## TAREA ASIGNADA 1
Según el relato sobre la radio, ¿qué premio ganó la madre en el concurso?
====
Era muy protagonista y muy serio aquel teléfono, pero ese día, mucho más. Iban a llamar de la radio para que mi madre participase en un concurso que patrocinaba el detergente Tu-Tú, en el que podía ganar muy buenos premios. Su carta, con los cupones de cartón del mítico jabón, había sido seleccionada en un sorteo.

Sonó el teléfono y mi abuela cerró la puerta de la salita para escuchar la radio, que había colocado en el centro de la mesa de camilla, y dejar a mis padres solos y tranquilos en el pasillo.

Una voz solemne y penetrante, pero a la vez muy familiar, porque se escuchaba todas las tardes en mi hogar, justo después de la radionovela, saludaba a mi madre.

            —Y ahora vamos a hablar con la persona que ha enviado la carta que ha sido seleccionada esta semana para concursar con nosotros. Ya la tenemos al otro lado del teléfono. Hola…

No sé qué más le dijo. Solo recuerdo a mi madre diciendo:

            —El 7, elijo el número 7.

Y la alegría y alborozo a un lado y otro del teléfono. Había ganado un crucero por el Mediterráneo.

Aquel viaje figuró entre los mejores recuerdos de mis padres, que desgranaban en las reuniones familiares una y otra vez..

Un jabón sin lavadora, un teléfono negro y brillante, y una mítica voz de la radio les dieron a mis padres momentos de felicidad durante años.

¿Cómo no iba a amar a la radio, que curaba soledades y había hecho tan feliz a mi familia?
====
## TAREA ASIGNADA 2
En el listado, sustituye "0-60 cm" por "0-60 centímetros" en el tramo que va desde la línea que contiene "text: Amulet L [445, 561, 510, 578]" hasta la que contiene "y-tick-label: 180 [117, 12, 146, 32]", ambas incluidas. Reproduce solo esas líneas sin ningún otro cambio.

[Elementos de datos]
====
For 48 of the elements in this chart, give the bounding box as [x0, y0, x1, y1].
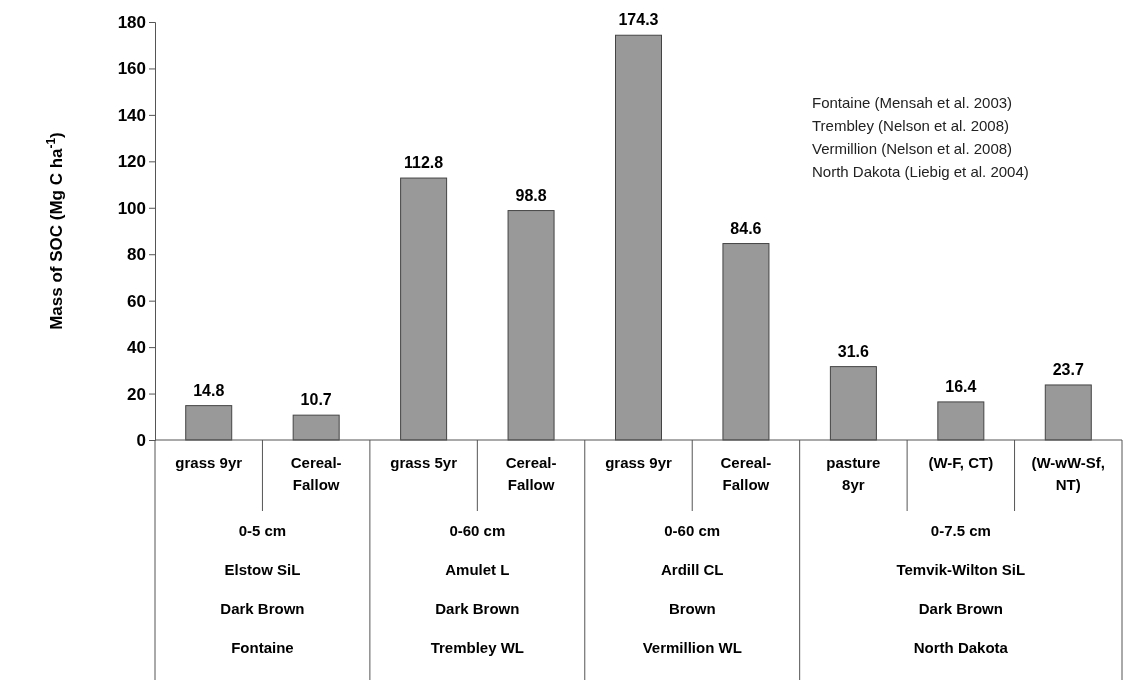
text: Amulet L [445, 561, 510, 578]
text: 0-60 cm [449, 522, 506, 539]
annotation: Trembley (Nelson et al. 2008) [812, 117, 1010, 134]
annotation: Fontaine (Mensah et al. 2003) [812, 94, 1013, 111]
annotation: North Dakota (Liebig et al. 2004) [812, 163, 1029, 180]
data-label: 98.8 [515, 186, 547, 204]
data-label: 14.8 [193, 381, 225, 399]
x-tick-label: (W-wW-Sf, NT) [1031, 454, 1106, 493]
text: Vermillion WL [642, 639, 742, 656]
text: 0-7.5 cm [930, 522, 991, 539]
text: Dark Brown [220, 600, 305, 617]
data-label: 174.3 [618, 11, 659, 29]
x-tick-label: (W-F, CT) [928, 454, 994, 471]
data-label: 16.4 [945, 377, 977, 395]
data-label: 84.6 [730, 219, 762, 237]
text: 0-60 cm [664, 522, 721, 539]
x-tick-label: grass 9yr [175, 454, 243, 471]
y-tick-label: 180 [117, 12, 146, 32]
x-tick-label: pasture 8yr [826, 454, 881, 493]
x-tick-label: Cereal-Fallow [505, 454, 557, 493]
x-tick-label: grass 5yr [390, 454, 458, 471]
y-tick-label: 20 [127, 384, 146, 404]
data-label: 112.8 [404, 154, 444, 172]
annotation: Vermillion (Nelson et al. 2008) [812, 140, 1013, 157]
data-label: 31.6 [837, 342, 870, 360]
text: Dark Brown [435, 600, 520, 617]
y-tick-label: 40 [127, 338, 146, 358]
y-tick-label: 80 [127, 245, 146, 265]
text: Fontaine [231, 639, 294, 656]
data-label: 23.7 [1052, 360, 1084, 378]
text: North Dakota [913, 639, 1009, 656]
text: Dark Brown [918, 600, 1003, 617]
text: Brown [668, 600, 716, 617]
y-tick-label: 120 [117, 152, 146, 172]
x-tick-label: grass 9yr [605, 454, 673, 471]
y-tick-label: 60 [127, 291, 146, 311]
text: Trembley WL [430, 639, 525, 656]
y-tick-label: 100 [117, 198, 146, 218]
text: Elstow SiL [224, 561, 301, 578]
x-tick-label: Cereal-Fallow [290, 454, 342, 493]
data-label: 10.7 [300, 391, 332, 409]
x-tick-label: Cereal-Fallow [720, 454, 772, 493]
text: Ardill CL [660, 561, 724, 578]
y-tick-label: 0 [136, 430, 146, 450]
text: 0-5 cm [238, 522, 287, 539]
y-tick-label: 140 [117, 105, 146, 125]
text: Temvik-Wilton SiL [896, 561, 1026, 578]
y-tick-label: 160 [117, 59, 146, 79]
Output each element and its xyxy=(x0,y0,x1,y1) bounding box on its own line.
====
## RESPUESTA ESCRITA 1
Un crucero por el Mediterráneo.

## RESPUESTA ESCRITA 2
text: Amulet L [445, 561, 510, 578]
text: 0-60 centímetros [449, 522, 506, 539]
annotation: Trembley (Nelson et al. 2008) [812, 117, 1010, 134]
annotation: Fontaine (Mensah et al. 2003) [812, 94, 1013, 111]
annotation: North Dakota (Liebig et al. 2004) [812, 163, 1029, 180]
data-label: 98.8 [515, 186, 547, 204]
data-label: 14.8 [193, 381, 225, 399]
x-tick-label: (W-wW-Sf, NT) [1031, 454, 1106, 493]
text: Vermillion WL [642, 639, 742, 656]
text: 0-7.5 cm [930, 522, 991, 539]
text: Dark Brown [220, 600, 305, 617]
data-label: 174.3 [618, 11, 659, 29]
x-tick-label: (W-F, CT) [928, 454, 994, 471]
data-label: 16.4 [945, 377, 977, 395]
data-label: 84.6 [730, 219, 762, 237]
text: 0-60 centímetros [664, 522, 721, 539]
x-tick-label: grass 9yr [175, 454, 243, 471]
y-tick-label: 180 [117, 12, 146, 32]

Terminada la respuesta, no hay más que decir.